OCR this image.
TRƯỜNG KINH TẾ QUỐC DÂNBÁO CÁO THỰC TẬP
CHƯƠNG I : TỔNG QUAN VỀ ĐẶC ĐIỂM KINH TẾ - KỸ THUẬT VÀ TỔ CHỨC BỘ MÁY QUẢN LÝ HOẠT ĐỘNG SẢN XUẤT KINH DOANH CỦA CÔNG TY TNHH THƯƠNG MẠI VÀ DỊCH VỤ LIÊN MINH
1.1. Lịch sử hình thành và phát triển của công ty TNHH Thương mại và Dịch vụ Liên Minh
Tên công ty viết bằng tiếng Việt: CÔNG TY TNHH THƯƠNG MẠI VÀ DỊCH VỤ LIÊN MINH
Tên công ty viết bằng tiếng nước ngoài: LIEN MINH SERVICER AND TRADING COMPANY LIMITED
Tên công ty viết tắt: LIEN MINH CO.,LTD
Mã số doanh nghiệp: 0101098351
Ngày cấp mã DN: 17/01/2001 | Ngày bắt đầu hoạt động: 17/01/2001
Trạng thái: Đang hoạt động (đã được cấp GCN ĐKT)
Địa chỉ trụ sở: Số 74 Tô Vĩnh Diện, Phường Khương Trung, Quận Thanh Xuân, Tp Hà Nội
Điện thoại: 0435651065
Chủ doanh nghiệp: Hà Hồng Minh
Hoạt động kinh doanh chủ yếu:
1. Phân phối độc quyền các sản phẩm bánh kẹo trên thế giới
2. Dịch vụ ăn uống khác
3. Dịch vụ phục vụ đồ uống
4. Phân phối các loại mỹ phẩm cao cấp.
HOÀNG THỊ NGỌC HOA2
+--
*Task to carry out:*
Which lines above contain "LIEN"? Show each of them.

*Final result:*
Tên công ty viết bằng tiếng nước ngoài: LIEN MINH SERVICER AND TRADING COMPANY LIMITED
Tên công ty viết tắt: LIEN MINH CO.,LTD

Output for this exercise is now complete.